-- Begin Record extracts --

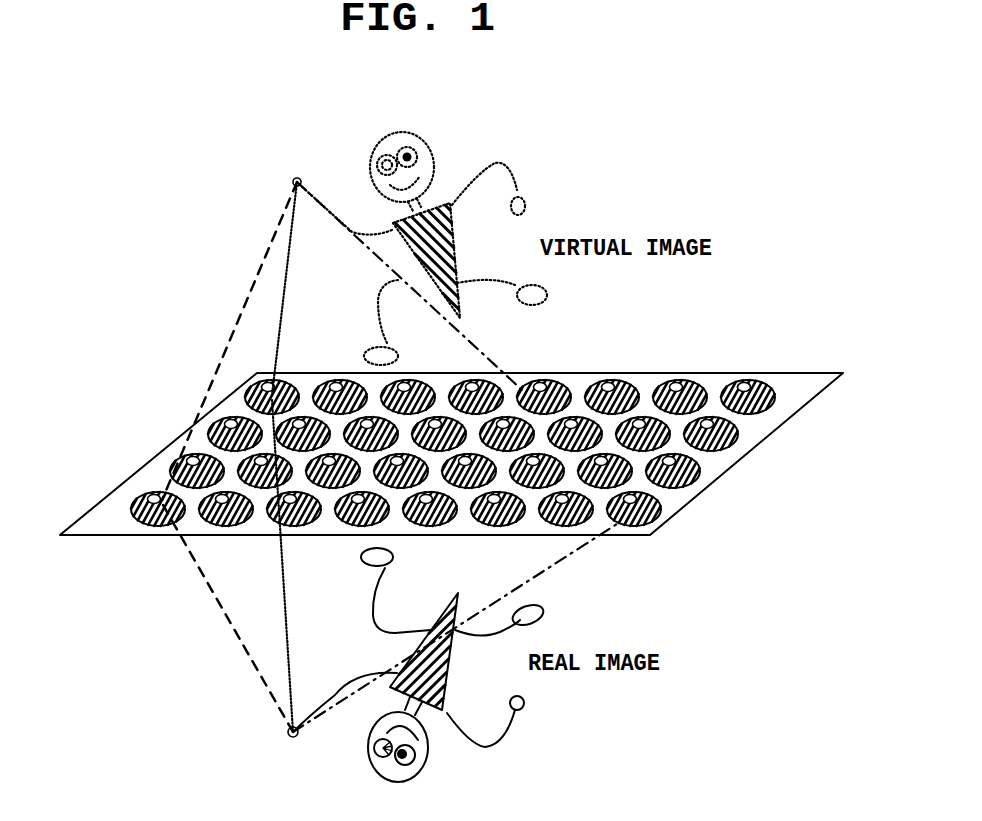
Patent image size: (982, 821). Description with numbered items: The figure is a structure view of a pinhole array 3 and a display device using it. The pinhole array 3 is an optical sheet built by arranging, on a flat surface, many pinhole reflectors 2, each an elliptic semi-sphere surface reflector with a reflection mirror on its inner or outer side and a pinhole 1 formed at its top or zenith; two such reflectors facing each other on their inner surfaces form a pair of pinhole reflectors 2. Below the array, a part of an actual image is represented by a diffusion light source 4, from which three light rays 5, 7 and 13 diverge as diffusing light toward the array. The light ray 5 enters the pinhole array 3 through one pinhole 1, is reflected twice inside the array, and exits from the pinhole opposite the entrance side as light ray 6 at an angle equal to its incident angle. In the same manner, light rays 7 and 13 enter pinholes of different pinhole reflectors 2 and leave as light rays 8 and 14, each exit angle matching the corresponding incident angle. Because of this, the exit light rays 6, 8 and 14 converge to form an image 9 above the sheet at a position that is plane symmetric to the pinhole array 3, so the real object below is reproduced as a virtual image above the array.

The pinhole 1 is at (743, 380).
The pinhole reflector 2 is at (770, 382).
The pinhole array 3 is at (658, 372).
The diffusion light source 4 is at (290, 740).
The light ray 5 is at (228, 618).
The light ray 6 is at (229, 341).
The light ray 7 is at (296, 566).
The light ray 8 is at (276, 288).
The image forming light source 9 is at (299, 174).
The light ray 13 is at (456, 627).
The light ray 14 is at (409, 286).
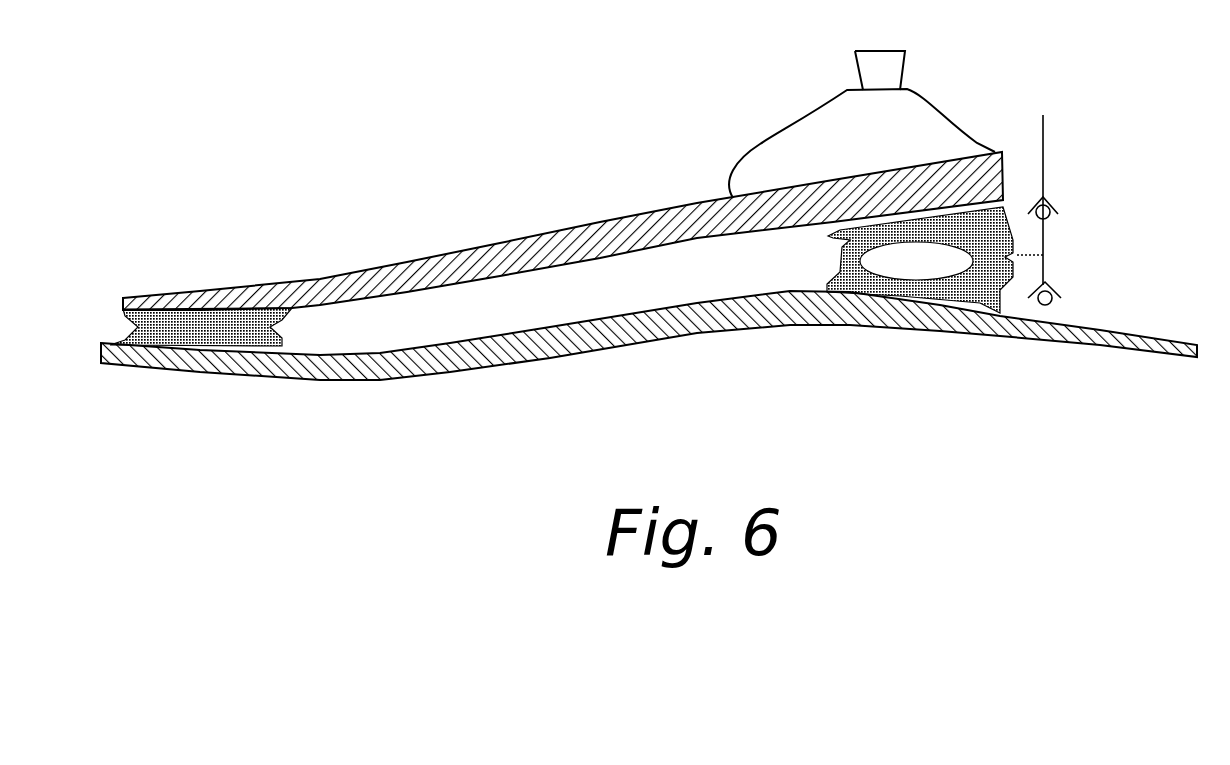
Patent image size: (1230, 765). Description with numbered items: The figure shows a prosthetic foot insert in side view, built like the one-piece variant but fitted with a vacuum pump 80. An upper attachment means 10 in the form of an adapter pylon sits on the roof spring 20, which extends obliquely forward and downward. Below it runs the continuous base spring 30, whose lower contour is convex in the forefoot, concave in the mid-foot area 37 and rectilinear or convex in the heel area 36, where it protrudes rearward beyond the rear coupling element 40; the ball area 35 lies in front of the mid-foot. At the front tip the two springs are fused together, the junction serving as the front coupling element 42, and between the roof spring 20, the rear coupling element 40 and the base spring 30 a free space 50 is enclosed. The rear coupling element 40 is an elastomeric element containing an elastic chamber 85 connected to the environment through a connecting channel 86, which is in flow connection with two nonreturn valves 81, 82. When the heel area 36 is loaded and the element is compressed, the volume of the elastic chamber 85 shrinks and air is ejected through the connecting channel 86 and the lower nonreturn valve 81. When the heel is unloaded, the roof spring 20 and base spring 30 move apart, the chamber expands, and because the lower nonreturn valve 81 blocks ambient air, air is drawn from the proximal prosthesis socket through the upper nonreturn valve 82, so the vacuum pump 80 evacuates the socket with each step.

The upper attachment means 10 is at (794, 141).
The roof spring 20 is at (472, 258).
The base spring 30 is at (529, 372).
The ball area 35 is at (387, 398).
The heel area 36 is at (1137, 405).
The mid-foot area 37 is at (762, 352).
The rear coupling element 40 is at (790, 263).
The front coupling element 42 is at (233, 307).
The free space 50 is at (590, 288).
The vacuum pump 80 is at (933, 250).
The lower nonreturn valve 81 is at (1052, 285).
The upper nonreturn valve 82 is at (1050, 198).
The elastic chamber 85 is at (905, 275).
The connecting channel 86 is at (985, 300).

-- End Record extracts --

Required work:
Please write out the rows above as a two-column CSV with the headers text and answer, one line per row. Put each row's text in one quoted field and its answer in another, replace line breaks with spaces, and leave out the pictures.

Correct output:
text,answer
"Patent image size: (982, 821). Description with numbered items: The figure is a structure view of a pinhole array 3 and a display device using it. The pinhole array 3 is an optical sheet built by arranging, on a flat surface, many pinhole reflectors 2, each an elliptic semi-sphere surface reflector with a reflection mirror on its inner or outer side and a pinhole 1 formed at its top or zenith; two such reflectors facing each other on their inner surfaces form a pair of pinhole reflectors 2. Below the array, a part of an actual image is represented by a diffusion light source 4, from which three light rays 5, 7 and 13 diverge as diffusing light toward the array. The light ray 5 enters the pinhole array 3 through one pinhole 1, is reflected twice inside the array, and exits from the pinhole opposite the entrance side as light ray 6 at an angle equal to its incident angle. In the same manner, light rays 7 and 13 enter pinholes of different pinhole reflectors 2 and leave as light rays 8 and 14, each exit angle matching the corresponding incident angle. Because of this, the exit light rays 6, 8 and 14 converge to form an image 9 above the sheet at a position that is plane symmetric to the pinhole array 3, so the real object below is reproduced as a virtual image above the array.","The pinhole 1 is at (743, 380). The pinhole reflector 2 is at (770, 382). The pinhole array 3 is at (658, 372). The diffusion light source 4 is at (290, 740). The light ray 5 is at (228, 618). The light ray 6 is at (229, 341). The light ray 7 is at (296, 566). The light ray 8 is at (276, 288). The image forming light source 9 is at (299, 174). The light ray 13 is at (456, 627). The light ray 14 is at (409, 286)."
"Patent image size: (1230, 765). Description with numbered items: The figure shows a prosthetic foot insert in side view, built like the one-piece variant but fitted with a vacuum pump 80. An upper attachment means 10 in the form of an adapter pylon sits on the roof spring 20, which extends obliquely forward and downward. Below it runs the continuous base spring 30, whose lower contour is convex in the forefoot, concave in the mid-foot area 37 and rectilinear or convex in the heel area 36, where it protrudes rearward beyond the rear coupling element 40; the ball area 35 lies in front of the mid-foot. At the front tip the two springs are fused together, the junction serving as the front coupling element 42, and between the roof spring 20, the rear coupling element 40 and the base spring 30 a free space 50 is enclosed. The rear coupling element 40 is an elastomeric element containing an elastic chamber 85 connected to the environment through a connecting channel 86, which is in flow connection with two nonreturn valves 81, 82. When the heel area 36 is loaded and the element is compressed, the volume of the elastic chamber 85 shrinks and air is ejected through the connecting channel 86 and the lower nonreturn valve 81. When the heel is unloaded, the roof spring 20 and base spring 30 move apart, the chamber expands, and because the lower nonreturn valve 81 blocks ambient air, air is drawn from the proximal prosthesis socket through the upper nonreturn valve 82, so the vacuum pump 80 evacuates the socket with each step.","The upper attachment means 10 is at (794, 141). The roof spring 20 is at (472, 258). The base spring 30 is at (529, 372). The ball area 35 is at (387, 398). The heel area 36 is at (1137, 405). The mid-foot area 37 is at (762, 352). The rear coupling element 40 is at (790, 263). The front coupling element 42 is at (233, 307). The free space 50 is at (590, 288). The vacuum pump 80 is at (933, 250). The lower nonreturn valve 81 is at (1052, 285). The upper nonreturn valve 82 is at (1050, 198). The elastic chamber 85 is at (905, 275). The connecting channel 86 is at (985, 300)."